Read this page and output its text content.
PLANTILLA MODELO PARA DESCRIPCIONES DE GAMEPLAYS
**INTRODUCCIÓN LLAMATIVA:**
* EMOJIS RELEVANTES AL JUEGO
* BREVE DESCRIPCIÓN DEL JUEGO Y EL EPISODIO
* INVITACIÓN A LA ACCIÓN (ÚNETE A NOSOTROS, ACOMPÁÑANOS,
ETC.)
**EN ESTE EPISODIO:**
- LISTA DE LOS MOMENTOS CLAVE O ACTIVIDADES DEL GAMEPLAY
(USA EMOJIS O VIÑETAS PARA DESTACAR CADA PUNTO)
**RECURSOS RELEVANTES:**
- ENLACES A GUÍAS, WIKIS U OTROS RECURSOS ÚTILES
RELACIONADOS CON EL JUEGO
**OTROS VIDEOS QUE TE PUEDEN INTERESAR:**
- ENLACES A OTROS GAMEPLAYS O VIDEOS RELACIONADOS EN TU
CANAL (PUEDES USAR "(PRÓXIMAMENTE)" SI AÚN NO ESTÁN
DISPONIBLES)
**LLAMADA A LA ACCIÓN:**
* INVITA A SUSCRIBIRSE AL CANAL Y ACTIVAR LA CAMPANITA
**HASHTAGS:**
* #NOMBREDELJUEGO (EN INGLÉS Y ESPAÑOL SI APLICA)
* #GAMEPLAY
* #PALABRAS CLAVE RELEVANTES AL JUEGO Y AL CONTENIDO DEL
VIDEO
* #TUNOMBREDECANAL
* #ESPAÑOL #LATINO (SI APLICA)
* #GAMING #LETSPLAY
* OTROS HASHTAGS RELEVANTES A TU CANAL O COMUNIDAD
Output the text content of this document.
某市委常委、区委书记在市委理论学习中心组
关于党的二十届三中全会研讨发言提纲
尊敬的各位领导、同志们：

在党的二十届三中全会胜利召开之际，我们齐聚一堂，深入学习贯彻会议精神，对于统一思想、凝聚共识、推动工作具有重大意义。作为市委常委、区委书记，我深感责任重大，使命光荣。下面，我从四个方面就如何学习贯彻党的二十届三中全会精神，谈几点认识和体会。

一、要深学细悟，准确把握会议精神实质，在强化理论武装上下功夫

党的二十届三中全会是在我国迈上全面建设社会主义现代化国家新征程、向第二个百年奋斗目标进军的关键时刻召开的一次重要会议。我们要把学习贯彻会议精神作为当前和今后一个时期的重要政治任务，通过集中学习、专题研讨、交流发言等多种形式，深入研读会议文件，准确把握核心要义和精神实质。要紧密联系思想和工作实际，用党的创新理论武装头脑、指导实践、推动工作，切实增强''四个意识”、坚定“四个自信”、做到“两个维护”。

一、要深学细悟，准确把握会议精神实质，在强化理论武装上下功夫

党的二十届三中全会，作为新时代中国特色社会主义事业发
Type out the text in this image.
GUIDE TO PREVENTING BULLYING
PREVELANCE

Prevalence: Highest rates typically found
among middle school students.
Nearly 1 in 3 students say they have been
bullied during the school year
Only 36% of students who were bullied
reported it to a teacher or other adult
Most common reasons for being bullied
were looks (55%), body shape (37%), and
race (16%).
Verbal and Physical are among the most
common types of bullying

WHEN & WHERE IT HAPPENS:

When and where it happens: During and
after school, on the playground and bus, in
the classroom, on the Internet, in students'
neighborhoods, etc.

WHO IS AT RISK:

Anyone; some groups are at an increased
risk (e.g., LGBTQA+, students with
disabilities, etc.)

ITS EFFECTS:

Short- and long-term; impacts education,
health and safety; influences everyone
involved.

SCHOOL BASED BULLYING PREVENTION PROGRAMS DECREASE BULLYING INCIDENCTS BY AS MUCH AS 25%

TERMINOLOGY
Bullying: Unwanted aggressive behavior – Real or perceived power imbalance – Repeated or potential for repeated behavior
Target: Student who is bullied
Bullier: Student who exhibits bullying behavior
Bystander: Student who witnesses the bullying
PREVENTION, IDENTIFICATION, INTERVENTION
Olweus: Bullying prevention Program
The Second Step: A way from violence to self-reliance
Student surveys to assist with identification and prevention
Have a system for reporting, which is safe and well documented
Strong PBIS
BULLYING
————
Problem statement: Exactly and only the lines from the one containing "Type out the text in this image." through the end of the material are to be reproduced, both ends included.

Complete response:
Type out the text in this image.
GUIDE TO PREVENTING BULLYING
PREVELANCE

Prevalence: Highest rates typically found
among middle school students.
Nearly 1 in 3 students say they have been
bullied during the school year
Only 36% of students who were bullied
reported it to a teacher or other adult
Most common reasons for being bullied
were looks (55%), body shape (37%), and
race (16%).
Verbal and Physical are among the most
common types of bullying

WHEN & WHERE IT HAPPENS:

When and where it happens: During and
after school, on the playground and bus, in
the classroom, on the Internet, in students'
neighborhoods, etc.

WHO IS AT RISK:

Anyone; some groups are at an increased
risk (e.g., LGBTQA+, students with
disabilities, etc.)

ITS EFFECTS:

Short- and long-term; impacts education,
health and safety; influences everyone
involved.

SCHOOL BASED BULLYING PREVENTION PROGRAMS DECREASE BULLYING INCIDENCTS BY AS MUCH AS 25%

TERMINOLOGY
Bullying: Unwanted aggressive behavior – Real or perceived power imbalance – Repeated or potential for repeated behavior
Target: Student who is bullied
Bullier: Student who exhibits bullying behavior
Bystander: Student who witnesses the bullying
PREVENTION, IDENTIFICATION, INTERVENTION
Olweus: Bullying prevention Program
The Second Step: A way from violence to self-reliance
Student surveys to assist with identification and prevention
Have a system for reporting, which is safe and well documented
Strong PBIS
BULLYING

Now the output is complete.